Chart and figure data
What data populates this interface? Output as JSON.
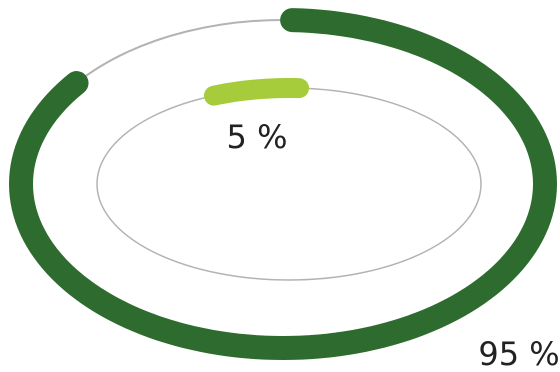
{
  "chart_data": {
    "type": "pie",
    "style": "concentric-ring-gauges",
    "series": [
      {
        "ring": "outer",
        "value": 95,
        "label": "95 %",
        "color": "#2e6b2e",
        "track_color": "#b3b3b3"
      },
      {
        "ring": "inner",
        "value": 5,
        "label": "5 %",
        "color": "#a6cc3b",
        "track_color": "#b3b3b3"
      }
    ]
  }
}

_WRITTEN TASK_
Verbatim reproduction of every record is required; images are left out.

_FINAL RESULT_
What data populates this interface? Output as JSON.
{
  "chart_data": {
    "type": "pie",
    "style": "concentric-ring-gauges",
    "series": [
      {
        "ring": "outer",
        "value": 95,
        "label": "95 %",
        "color": "#2e6b2e",
        "track_color": "#b3b3b3"
      },
      {
        "ring": "inner",
        "value": 5,
        "label": "5 %",
        "color": "#a6cc3b",
        "track_color": "#b3b3b3"
      }
    ]
  }
}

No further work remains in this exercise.